Records contained in a dataset:
((

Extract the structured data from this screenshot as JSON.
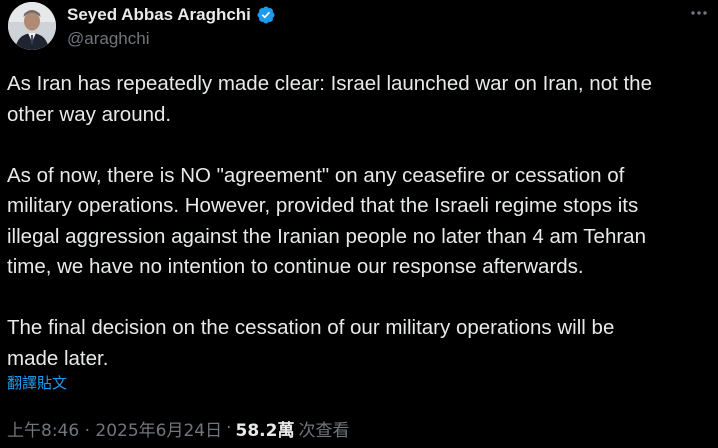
{
  "author": {
    "display_name": "Seyed Abbas Araghchi",
    "handle": "@araghchi",
    "avatar_icon": "user-avatar-photo",
    "verified_icon": "verified-badge-icon",
    "verified_color": "#1d9bf0"
  },
  "more_icon": "more-options-icon",
  "tweet": {
    "paragraphs": [
      "As Iran has repeatedly made clear: Israel launched war on Iran, not the\nother way around.",
      "As of now, there is NO \"agreement\" on any ceasefire or cessation of\nmilitary operations. However, provided that the Israeli regime stops its\nillegal aggression against the Iranian people no later than 4 am Tehran\ntime, we have no intention to continue our response afterwards.",
      "The final decision on the cessation of our military operations will be\nmade later."
    ],
    "translate_label": "翻譯貼文"
  },
  "meta": {
    "timestamp": "上午8:46 · 2025年6月24日",
    "separator": "·",
    "views_count": "58.2萬",
    "views_label": "次查看"
  },
  "colors": {
    "background": "#000000",
    "text_primary": "#e7e9ea",
    "text_secondary": "#71767b",
    "link": "#1d9bf0"
  }
}
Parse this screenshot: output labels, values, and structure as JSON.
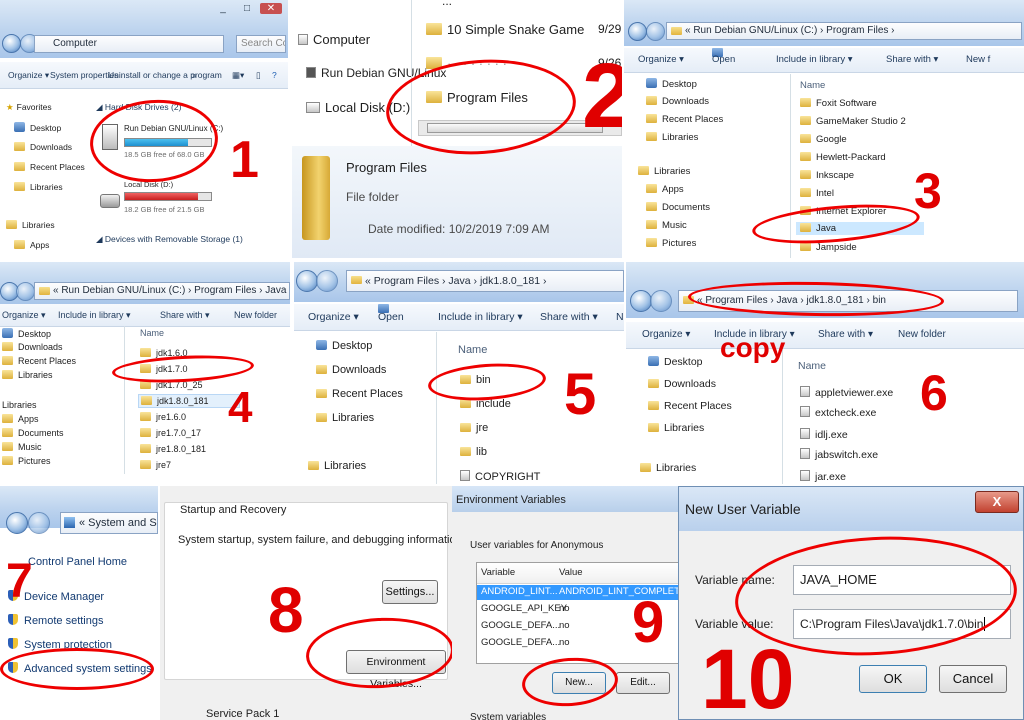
{
  "p1": {
    "title_buttons": [
      "_",
      "□",
      "✕"
    ],
    "address": "Computer",
    "search_placeholder": "Search Co...",
    "toolbar": [
      "Organize ▾",
      "System properties",
      "Uninstall or change a program",
      "»"
    ],
    "nav": [
      "Favorites",
      "Desktop",
      "Downloads",
      "Recent Places",
      "Libraries",
      "Libraries",
      "Apps"
    ],
    "group_label": "◢ Hard Disk Drives (2)",
    "drives": [
      {
        "name": "Run Debian GNU/Linux (C:)",
        "free": "18.5 GB free of 68.0 GB",
        "fill": 0.73
      },
      {
        "name": "Local Disk (D:)",
        "free": "18.2 GB free of 21.5 GB",
        "fill": 0.85
      }
    ],
    "removable_label": "◢ Devices with Removable Storage (1)",
    "step": "1"
  },
  "p2": {
    "nav": [
      "Computer",
      "Run Debian GNU/Linux",
      "Local Disk (D:)"
    ],
    "files": [
      "10 Simple Snake Game",
      "Program Files"
    ],
    "file_top": "...",
    "dates": [
      "9/29",
      "9/26"
    ],
    "details": {
      "name": "Program Files",
      "type": "File folder",
      "modified": "Date modified: 10/2/2019 7:09 AM"
    },
    "step": "2"
  },
  "p3": {
    "address": "«  Run Debian GNU/Linux (C:)  ›  Program Files  ›",
    "toolbar": [
      "Organize ▾",
      "Open",
      "Include in library ▾",
      "Share with ▾",
      "New f"
    ],
    "nav": [
      "Desktop",
      "Downloads",
      "Recent Places",
      "Libraries",
      "Libraries",
      "Apps",
      "Documents",
      "Music",
      "Pictures"
    ],
    "column": "Name",
    "files": [
      "Foxit Software",
      "GameMaker Studio 2",
      "Google",
      "Hewlett-Packard",
      "Inkscape",
      "Intel",
      "Internet Explorer",
      "Java",
      "Jampside"
    ],
    "step": "3"
  },
  "p4": {
    "address": "«  Run Debian GNU/Linux (C:)  ›  Program Files  ›  Java  ›",
    "toolbar": [
      "Organize ▾",
      "Include in library ▾",
      "Share with ▾",
      "New folder"
    ],
    "nav": [
      "Desktop",
      "Downloads",
      "Recent Places",
      "Libraries",
      "Libraries",
      "Apps",
      "Documents",
      "Music",
      "Pictures"
    ],
    "column": "Name",
    "files": [
      "jdk1.6.0",
      "jdk1.7.0",
      "jdk1.7.0_25",
      "jdk1.8.0_181",
      "jre1.6.0",
      "jre1.7.0_17",
      "jre1.8.0_181",
      "jre7"
    ],
    "step": "4"
  },
  "p5": {
    "address": "«  Program Files  ›  Java  ›  jdk1.8.0_181  ›",
    "toolbar": [
      "Organize ▾",
      "Open",
      "Include in library ▾",
      "Share with ▾",
      "N"
    ],
    "nav": [
      "Desktop",
      "Downloads",
      "Recent Places",
      "Libraries",
      "Libraries"
    ],
    "column": "Name",
    "files": [
      "bin",
      "include",
      "jre",
      "lib",
      "COPYRIGHT"
    ],
    "step": "5"
  },
  "p6": {
    "address": "«  Program Files  ›  Java  ›  jdk1.8.0_181  ›  bin",
    "toolbar": [
      "Organize ▾",
      "Include in library ▾",
      "Share with ▾",
      "New folder"
    ],
    "copy_note": "copy",
    "nav": [
      "Desktop",
      "Downloads",
      "Recent Places",
      "Libraries",
      "Libraries"
    ],
    "column": "Name",
    "files": [
      "appletviewer.exe",
      "extcheck.exe",
      "idlj.exe",
      "jabswitch.exe",
      "jar.exe"
    ],
    "step": "6"
  },
  "p7": {
    "address": "«  System and S",
    "home": "Control Panel Home",
    "links": [
      "Device Manager",
      "Remote settings",
      "System protection",
      "Advanced system settings"
    ],
    "step": "7"
  },
  "p8": {
    "section": "Startup and Recovery",
    "description": "System startup, system failure, and debugging information",
    "settings": "Settings...",
    "env_button": "Environment Variables...",
    "step": "8",
    "bottom_text": "Service Pack 1"
  },
  "p9": {
    "title": "Environment Variables",
    "group": "User variables for Anonymous",
    "columns": [
      "Variable",
      "Value"
    ],
    "rows": [
      {
        "var": "ANDROID_LINT...",
        "val": "ANDROID_LINT_COMPLETE_RE"
      },
      {
        "var": "GOOGLE_API_KEY",
        "val": "no"
      },
      {
        "var": "GOOGLE_DEFA...",
        "val": "no"
      },
      {
        "var": "GOOGLE_DEFA...",
        "val": "no"
      }
    ],
    "new_button": "New...",
    "edit_button": "Edit...",
    "step": "9",
    "bottom_text": "System variables"
  },
  "p10": {
    "title": "New User Variable",
    "close": "X",
    "name_label": "Variable name:",
    "name_value": "JAVA_HOME",
    "value_label": "Variable value:",
    "value_value": "C:\\Program Files\\Java\\jdk1.7.0\\bin",
    "ok": "OK",
    "cancel": "Cancel",
    "step": "10"
  },
  "colors": {
    "annotation": "#e00000",
    "selection": "#cce8ff",
    "aero": "#bcd3ee"
  }
}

))

__Work instructions__:
Repeat the data above exactly, but not the pictures.

__Output below__:
Extract the structured data from this screenshot as JSON.
{
  "author": {
    "display_name": "Seyed Abbas Araghchi",
    "handle": "@araghchi",
    "avatar_icon": "user-avatar-photo",
    "verified_icon": "verified-badge-icon",
    "verified_color": "#1d9bf0"
  },
  "more_icon": "more-options-icon",
  "tweet": {
    "paragraphs": [
      "As Iran has repeatedly made clear: Israel launched war on Iran, not the\nother way around.",
      "As of now, there is NO \"agreement\" on any ceasefire or cessation of\nmilitary operations. However, provided that the Israeli regime stops its\nillegal aggression against the Iranian people no later than 4 am Tehran\ntime, we have no intention to continue our response afterwards.",
      "The final decision on the cessation of our military operations will be\nmade later."
    ],
    "translate_label": "翻譯貼文"
  },
  "meta": {
    "timestamp": "上午8:46 · 2025年6月24日",
    "separator": "·",
    "views_count": "58.2萬",
    "views_label": "次查看"
  },
  "colors": {
    "background": "#000000",
    "text_primary": "#e7e9ea",
    "text_secondary": "#71767b",
    "link": "#1d9bf0"
  }
}
Parse this screenshot: output labels, values, and structure as JSON.
{
  "p1": {
    "title_buttons": [
      "_",
      "□",
      "✕"
    ],
    "address": "Computer",
    "search_placeholder": "Search Co...",
    "toolbar": [
      "Organize ▾",
      "System properties",
      "Uninstall or change a program",
      "»"
    ],
    "nav": [
      "Favorites",
      "Desktop",
      "Downloads",
      "Recent Places",
      "Libraries",
      "Libraries",
      "Apps"
    ],
    "group_label": "◢ Hard Disk Drives (2)",
    "drives": [
      {
        "name": "Run Debian GNU/Linux (C:)",
        "free": "18.5 GB free of 68.0 GB",
        "fill": 0.73
      },
      {
        "name": "Local Disk (D:)",
        "free": "18.2 GB free of 21.5 GB",
        "fill": 0.85
      }
    ],
    "removable_label": "◢ Devices with Removable Storage (1)",
    "step": "1"
  },
  "p2": {
    "nav": [
      "Computer",
      "Run Debian GNU/Linux",
      "Local Disk (D:)"
    ],
    "files": [
      "10 Simple Snake Game",
      "Program Files"
    ],
    "file_top": "...",
    "dates": [
      "9/29",
      "9/26"
    ],
    "details": {
      "name": "Program Files",
      "type": "File folder",
      "modified": "Date modified: 10/2/2019 7:09 AM"
    },
    "step": "2"
  },
  "p3": {
    "address": "«  Run Debian GNU/Linux (C:)  ›  Program Files  ›",
    "toolbar": [
      "Organize ▾",
      "Open",
      "Include in library ▾",
      "Share with ▾",
      "New f"
    ],
    "nav": [
      "Desktop",
      "Downloads",
      "Recent Places",
      "Libraries",
      "Libraries",
      "Apps",
      "Documents",
      "Music",
      "Pictures"
    ],
    "column": "Name",
    "files": [
      "Foxit Software",
      "GameMaker Studio 2",
      "Google",
      "Hewlett-Packard",
      "Inkscape",
      "Intel",
      "Internet Explorer",
      "Java",
      "Jampside"
    ],
    "step": "3"
  },
  "p4": {
    "address": "«  Run Debian GNU/Linux (C:)  ›  Program Files  ›  Java  ›",
    "toolbar": [
      "Organize ▾",
      "Include in library ▾",
      "Share with ▾",
      "New folder"
    ],
    "nav": [
      "Desktop",
      "Downloads",
      "Recent Places",
      "Libraries",
      "Libraries",
      "Apps",
      "Documents",
      "Music",
      "Pictures"
    ],
    "column": "Name",
    "files": [
      "jdk1.6.0",
      "jdk1.7.0",
      "jdk1.7.0_25",
      "jdk1.8.0_181",
      "jre1.6.0",
      "jre1.7.0_17",
      "jre1.8.0_181",
      "jre7"
    ],
    "step": "4"
  },
  "p5": {
    "address": "«  Program Files  ›  Java  ›  jdk1.8.0_181  ›",
    "toolbar": [
      "Organize ▾",
      "Open",
      "Include in library ▾",
      "Share with ▾",
      "N"
    ],
    "nav": [
      "Desktop",
      "Downloads",
      "Recent Places",
      "Libraries",
      "Libraries"
    ],
    "column": "Name",
    "files": [
      "bin",
      "include",
      "jre",
      "lib",
      "COPYRIGHT"
    ],
    "step": "5"
  },
  "p6": {
    "address": "«  Program Files  ›  Java  ›  jdk1.8.0_181  ›  bin",
    "toolbar": [
      "Organize ▾",
      "Include in library ▾",
      "Share with ▾",
      "New folder"
    ],
    "copy_note": "copy",
    "nav": [
      "Desktop",
      "Downloads",
      "Recent Places",
      "Libraries",
      "Libraries"
    ],
    "column": "Name",
    "files": [
      "appletviewer.exe",
      "extcheck.exe",
      "idlj.exe",
      "jabswitch.exe",
      "jar.exe"
    ],
    "step": "6"
  },
  "p7": {
    "address": "«  System and S",
    "home": "Control Panel Home",
    "links": [
      "Device Manager",
      "Remote settings",
      "System protection",
      "Advanced system settings"
    ],
    "step": "7"
  },
  "p8": {
    "section": "Startup and Recovery",
    "description": "System startup, system failure, and debugging information",
    "settings": "Settings...",
    "env_button": "Environment Variables...",
    "step": "8",
    "bottom_text": "Service Pack 1"
  },
  "p9": {
    "title": "Environment Variables",
    "group": "User variables for Anonymous",
    "columns": [
      "Variable",
      "Value"
    ],
    "rows": [
      {
        "var": "ANDROID_LINT...",
        "val": "ANDROID_LINT_COMPLETE_RE"
      },
      {
        "var": "GOOGLE_API_KEY",
        "val": "no"
      },
      {
        "var": "GOOGLE_DEFA...",
        "val": "no"
      },
      {
        "var": "GOOGLE_DEFA...",
        "val": "no"
      }
    ],
    "new_button": "New...",
    "edit_button": "Edit...",
    "step": "9",
    "bottom_text": "System variables"
  },
  "p10": {
    "title": "New User Variable",
    "close": "X",
    "name_label": "Variable name:",
    "name_value": "JAVA_HOME",
    "value_label": "Variable value:",
    "value_value": "C:\\Program Files\\Java\\jdk1.7.0\\bin",
    "ok": "OK",
    "cancel": "Cancel",
    "step": "10"
  },
  "colors": {
    "annotation": "#e00000",
    "selection": "#cce8ff",
    "aero": "#bcd3ee"
  }
}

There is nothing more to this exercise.